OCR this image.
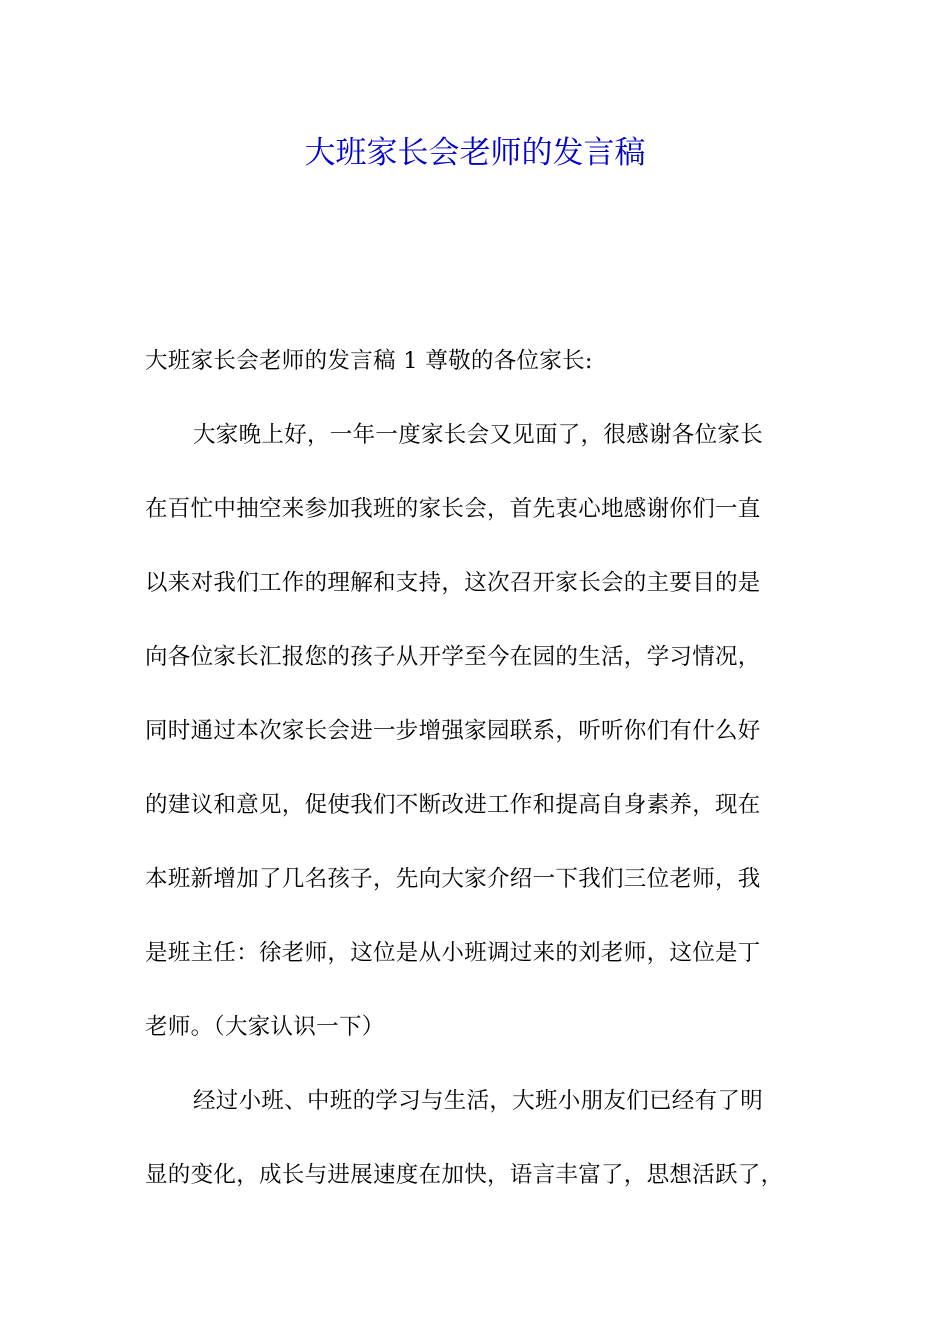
大班家长会老师的发言稿
大班家长会老师的发言稿 1 尊敬的各位家长:
大家晚上好，一年一度家长会又见面了，很感谢各位家长
在百忙中抽空来参加我班的家长会，首先衷心地感谢你们一直
以来对我们工作的理解和支持，这次召开家长会的主要目的是
向各位家长汇报您的孩子从开学至今在园的生活，学习情况，
同时通过本次家长会进一步增强家园联系，听听你们有什么好
的建议和意见，促使我们不断改进工作和提高自身素养，现在
本班新增加了几名孩子，先向大家介绍一下我们三位老师，我
是班主任：徐老师，这位是从小班调过来的刘老师，这位是丁
老师。（大家认识一下）
经过小班、中班的学习与生活，大班小朋友们已经有了明
显的变化，成长与进展速度在加快，语言丰富了，思想活跃了，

-*-

# EXERCISE AIM:
All of the lines above should be retyped precisely, apart from the pictures.

# RESPONSE FOR THIS EXERCISE:
OCR this image.
大班家长会老师的发言稿
大班家长会老师的发言稿 1 尊敬的各位家长:
大家晚上好，一年一度家长会又见面了，很感谢各位家长
在百忙中抽空来参加我班的家长会，首先衷心地感谢你们一直
以来对我们工作的理解和支持，这次召开家长会的主要目的是
向各位家长汇报您的孩子从开学至今在园的生活，学习情况，
同时通过本次家长会进一步增强家园联系，听听你们有什么好
的建议和意见，促使我们不断改进工作和提高自身素养，现在
本班新增加了几名孩子，先向大家介绍一下我们三位老师，我
是班主任：徐老师，这位是从小班调过来的刘老师，这位是丁
老师。（大家认识一下）
经过小班、中班的学习与生活，大班小朋友们已经有了明
显的变化，成长与进展速度在加快，语言丰富了，思想活跃了，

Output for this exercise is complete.